-- Stated problem --
Each entry must be reproduced precisely as it stands.

-- Recorded information --

:::::

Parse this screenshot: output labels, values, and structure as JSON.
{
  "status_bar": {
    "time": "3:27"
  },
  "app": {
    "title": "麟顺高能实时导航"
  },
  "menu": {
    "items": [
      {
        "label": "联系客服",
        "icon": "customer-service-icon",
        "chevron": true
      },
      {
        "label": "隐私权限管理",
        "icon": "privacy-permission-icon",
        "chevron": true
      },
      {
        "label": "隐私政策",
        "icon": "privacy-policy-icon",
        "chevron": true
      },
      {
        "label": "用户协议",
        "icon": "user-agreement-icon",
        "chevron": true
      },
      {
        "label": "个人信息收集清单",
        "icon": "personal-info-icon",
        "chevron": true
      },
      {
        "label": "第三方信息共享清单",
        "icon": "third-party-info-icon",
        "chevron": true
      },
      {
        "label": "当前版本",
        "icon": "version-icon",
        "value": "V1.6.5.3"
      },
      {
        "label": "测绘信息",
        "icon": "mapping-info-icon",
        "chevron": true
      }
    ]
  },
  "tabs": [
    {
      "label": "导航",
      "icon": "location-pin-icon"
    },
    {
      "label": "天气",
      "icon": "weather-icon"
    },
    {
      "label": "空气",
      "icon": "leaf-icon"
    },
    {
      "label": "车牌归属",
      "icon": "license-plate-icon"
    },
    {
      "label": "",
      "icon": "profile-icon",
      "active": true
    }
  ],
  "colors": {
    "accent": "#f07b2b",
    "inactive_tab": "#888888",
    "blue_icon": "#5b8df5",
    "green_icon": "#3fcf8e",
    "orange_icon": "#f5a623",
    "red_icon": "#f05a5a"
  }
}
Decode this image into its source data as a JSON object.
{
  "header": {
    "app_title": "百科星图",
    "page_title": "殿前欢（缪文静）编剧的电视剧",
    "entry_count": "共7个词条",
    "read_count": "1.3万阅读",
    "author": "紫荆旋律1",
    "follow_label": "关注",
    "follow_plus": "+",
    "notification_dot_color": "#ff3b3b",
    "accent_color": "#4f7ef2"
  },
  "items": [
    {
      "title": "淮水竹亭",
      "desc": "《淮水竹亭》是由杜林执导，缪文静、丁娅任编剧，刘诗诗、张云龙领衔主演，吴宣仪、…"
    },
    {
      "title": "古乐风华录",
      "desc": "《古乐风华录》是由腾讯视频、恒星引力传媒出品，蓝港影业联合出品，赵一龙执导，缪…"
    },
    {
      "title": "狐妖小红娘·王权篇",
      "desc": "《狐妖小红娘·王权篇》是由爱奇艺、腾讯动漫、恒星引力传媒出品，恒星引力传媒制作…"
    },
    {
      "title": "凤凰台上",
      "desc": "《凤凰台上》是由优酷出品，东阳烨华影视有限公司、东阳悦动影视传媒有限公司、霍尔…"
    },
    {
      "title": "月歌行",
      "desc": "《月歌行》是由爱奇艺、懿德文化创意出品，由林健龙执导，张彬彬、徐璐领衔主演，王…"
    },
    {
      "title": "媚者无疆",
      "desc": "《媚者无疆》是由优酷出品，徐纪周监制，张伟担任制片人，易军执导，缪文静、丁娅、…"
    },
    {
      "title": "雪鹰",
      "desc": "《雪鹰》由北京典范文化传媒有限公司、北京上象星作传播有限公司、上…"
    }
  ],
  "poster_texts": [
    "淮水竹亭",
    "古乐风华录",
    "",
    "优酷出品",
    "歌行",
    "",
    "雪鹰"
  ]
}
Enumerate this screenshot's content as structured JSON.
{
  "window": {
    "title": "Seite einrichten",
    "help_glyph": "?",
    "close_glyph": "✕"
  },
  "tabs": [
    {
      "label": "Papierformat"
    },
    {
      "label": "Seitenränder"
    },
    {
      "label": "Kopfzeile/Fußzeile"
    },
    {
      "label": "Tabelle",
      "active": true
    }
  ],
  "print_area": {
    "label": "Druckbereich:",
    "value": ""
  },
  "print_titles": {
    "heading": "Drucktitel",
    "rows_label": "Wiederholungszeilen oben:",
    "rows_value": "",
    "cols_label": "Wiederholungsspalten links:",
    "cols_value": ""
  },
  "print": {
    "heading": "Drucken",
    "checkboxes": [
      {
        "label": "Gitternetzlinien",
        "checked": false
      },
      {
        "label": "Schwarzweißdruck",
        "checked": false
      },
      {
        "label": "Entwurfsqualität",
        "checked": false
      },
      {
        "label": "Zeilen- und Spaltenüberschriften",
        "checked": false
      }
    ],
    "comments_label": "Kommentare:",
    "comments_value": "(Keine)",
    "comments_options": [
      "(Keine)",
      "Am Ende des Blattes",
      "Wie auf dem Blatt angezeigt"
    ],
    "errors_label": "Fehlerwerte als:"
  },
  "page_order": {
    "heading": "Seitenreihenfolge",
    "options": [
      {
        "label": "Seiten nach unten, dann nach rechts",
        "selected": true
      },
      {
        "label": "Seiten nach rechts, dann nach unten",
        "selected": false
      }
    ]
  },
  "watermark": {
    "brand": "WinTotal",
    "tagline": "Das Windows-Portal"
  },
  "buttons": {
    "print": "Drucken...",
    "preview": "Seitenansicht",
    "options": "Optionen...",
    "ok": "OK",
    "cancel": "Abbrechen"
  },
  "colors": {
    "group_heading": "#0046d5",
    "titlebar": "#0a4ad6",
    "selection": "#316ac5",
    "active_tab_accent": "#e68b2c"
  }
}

:::::

-- Answer to the task --
Parse this screenshot: output labels, values, and structure as JSON.
{
  "status_bar": {
    "time": "3:27"
  },
  "app": {
    "title": "麟顺高能实时导航"
  },
  "menu": {
    "items": [
      {
        "label": "联系客服",
        "icon": "customer-service-icon",
        "chevron": true
      },
      {
        "label": "隐私权限管理",
        "icon": "privacy-permission-icon",
        "chevron": true
      },
      {
        "label": "隐私政策",
        "icon": "privacy-policy-icon",
        "chevron": true
      },
      {
        "label": "用户协议",
        "icon": "user-agreement-icon",
        "chevron": true
      },
      {
        "label": "个人信息收集清单",
        "icon": "personal-info-icon",
        "chevron": true
      },
      {
        "label": "第三方信息共享清单",
        "icon": "third-party-info-icon",
        "chevron": true
      },
      {
        "label": "当前版本",
        "icon": "version-icon",
        "value": "V1.6.5.3"
      },
      {
        "label": "测绘信息",
        "icon": "mapping-info-icon",
        "chevron": true
      }
    ]
  },
  "tabs": [
    {
      "label": "导航",
      "icon": "location-pin-icon"
    },
    {
      "label": "天气",
      "icon": "weather-icon"
    },
    {
      "label": "空气",
      "icon": "leaf-icon"
    },
    {
      "label": "车牌归属",
      "icon": "license-plate-icon"
    },
    {
      "label": "",
      "icon": "profile-icon",
      "active": true
    }
  ],
  "colors": {
    "accent": "#f07b2b",
    "inactive_tab": "#888888",
    "blue_icon": "#5b8df5",
    "green_icon": "#3fcf8e",
    "orange_icon": "#f5a623",
    "red_icon": "#f05a5a"
  }
}
Decode this image into its source data as a JSON object.
{
  "header": {
    "app_title": "百科星图",
    "page_title": "殿前欢（缪文静）编剧的电视剧",
    "entry_count": "共7个词条",
    "read_count": "1.3万阅读",
    "author": "紫荆旋律1",
    "follow_label": "关注",
    "follow_plus": "+",
    "notification_dot_color": "#ff3b3b",
    "accent_color": "#4f7ef2"
  },
  "items": [
    {
      "title": "淮水竹亭",
      "desc": "《淮水竹亭》是由杜林执导，缪文静、丁娅任编剧，刘诗诗、张云龙领衔主演，吴宣仪、…"
    },
    {
      "title": "古乐风华录",
      "desc": "《古乐风华录》是由腾讯视频、恒星引力传媒出品，蓝港影业联合出品，赵一龙执导，缪…"
    },
    {
      "title": "狐妖小红娘·王权篇",
      "desc": "《狐妖小红娘·王权篇》是由爱奇艺、腾讯动漫、恒星引力传媒出品，恒星引力传媒制作…"
    },
    {
      "title": "凤凰台上",
      "desc": "《凤凰台上》是由优酷出品，东阳烨华影视有限公司、东阳悦动影视传媒有限公司、霍尔…"
    },
    {
      "title": "月歌行",
      "desc": "《月歌行》是由爱奇艺、懿德文化创意出品，由林健龙执导，张彬彬、徐璐领衔主演，王…"
    },
    {
      "title": "媚者无疆",
      "desc": "《媚者无疆》是由优酷出品，徐纪周监制，张伟担任制片人，易军执导，缪文静、丁娅、…"
    },
    {
      "title": "雪鹰",
      "desc": "《雪鹰》由北京典范文化传媒有限公司、北京上象星作传播有限公司、上…"
    }
  ],
  "poster_texts": [
    "淮水竹亭",
    "古乐风华录",
    "",
    "优酷出品",
    "歌行",
    "",
    "雪鹰"
  ]
}
Enumerate this screenshot's content as structured JSON.
{
  "window": {
    "title": "Seite einrichten",
    "help_glyph": "?",
    "close_glyph": "✕"
  },
  "tabs": [
    {
      "label": "Papierformat"
    },
    {
      "label": "Seitenränder"
    },
    {
      "label": "Kopfzeile/Fußzeile"
    },
    {
      "label": "Tabelle",
      "active": true
    }
  ],
  "print_area": {
    "label": "Druckbereich:",
    "value": ""
  },
  "print_titles": {
    "heading": "Drucktitel",
    "rows_label": "Wiederholungszeilen oben:",
    "rows_value": "",
    "cols_label": "Wiederholungsspalten links:",
    "cols_value": ""
  },
  "print": {
    "heading": "Drucken",
    "checkboxes": [
      {
        "label": "Gitternetzlinien",
        "checked": false
      },
      {
        "label": "Schwarzweißdruck",
        "checked": false
      },
      {
        "label": "Entwurfsqualität",
        "checked": false
      },
      {
        "label": "Zeilen- und Spaltenüberschriften",
        "checked": false
      }
    ],
    "comments_label": "Kommentare:",
    "comments_value": "(Keine)",
    "comments_options": [
      "(Keine)",
      "Am Ende des Blattes",
      "Wie auf dem Blatt angezeigt"
    ],
    "errors_label": "Fehlerwerte als:"
  },
  "page_order": {
    "heading": "Seitenreihenfolge",
    "options": [
      {
        "label": "Seiten nach unten, dann nach rechts",
        "selected": true
      },
      {
        "label": "Seiten nach rechts, dann nach unten",
        "selected": false
      }
    ]
  },
  "watermark": {
    "brand": "WinTotal",
    "tagline": "Das Windows-Portal"
  },
  "buttons": {
    "print": "Drucken...",
    "preview": "Seitenansicht",
    "options": "Optionen...",
    "ok": "OK",
    "cancel": "Abbrechen"
  },
  "colors": {
    "group_heading": "#0046d5",
    "titlebar": "#0a4ad6",
    "selection": "#316ac5",
    "active_tab_accent": "#e68b2c"
  }
}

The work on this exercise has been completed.